• **Problem to solve**: In the entries below, count every line with the word "detail". Return only the count.

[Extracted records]
>> begin

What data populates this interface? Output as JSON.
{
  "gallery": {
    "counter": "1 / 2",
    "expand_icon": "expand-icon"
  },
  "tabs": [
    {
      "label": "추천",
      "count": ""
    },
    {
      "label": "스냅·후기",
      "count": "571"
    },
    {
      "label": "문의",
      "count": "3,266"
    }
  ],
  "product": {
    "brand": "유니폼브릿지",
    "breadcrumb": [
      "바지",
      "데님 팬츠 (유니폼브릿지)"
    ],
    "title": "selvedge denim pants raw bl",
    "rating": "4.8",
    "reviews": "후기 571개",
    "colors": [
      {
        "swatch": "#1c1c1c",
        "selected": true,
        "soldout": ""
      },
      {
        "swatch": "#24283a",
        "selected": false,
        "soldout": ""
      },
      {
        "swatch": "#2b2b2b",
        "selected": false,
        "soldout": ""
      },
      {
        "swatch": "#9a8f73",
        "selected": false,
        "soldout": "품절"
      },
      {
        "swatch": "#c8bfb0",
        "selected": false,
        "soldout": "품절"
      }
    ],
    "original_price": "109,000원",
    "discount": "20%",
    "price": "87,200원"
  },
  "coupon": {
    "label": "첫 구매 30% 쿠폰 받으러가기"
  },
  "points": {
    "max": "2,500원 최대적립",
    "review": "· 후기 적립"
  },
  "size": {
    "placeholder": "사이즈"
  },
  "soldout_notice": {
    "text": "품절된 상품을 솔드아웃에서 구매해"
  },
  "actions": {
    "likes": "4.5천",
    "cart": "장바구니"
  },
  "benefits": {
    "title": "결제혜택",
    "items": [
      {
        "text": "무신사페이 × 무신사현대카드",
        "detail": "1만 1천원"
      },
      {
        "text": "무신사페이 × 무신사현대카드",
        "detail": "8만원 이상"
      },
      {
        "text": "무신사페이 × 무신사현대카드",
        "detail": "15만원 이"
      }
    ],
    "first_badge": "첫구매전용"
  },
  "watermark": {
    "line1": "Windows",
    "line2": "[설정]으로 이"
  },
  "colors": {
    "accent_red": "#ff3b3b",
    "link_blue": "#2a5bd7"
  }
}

>> end

• **Finished task**: 3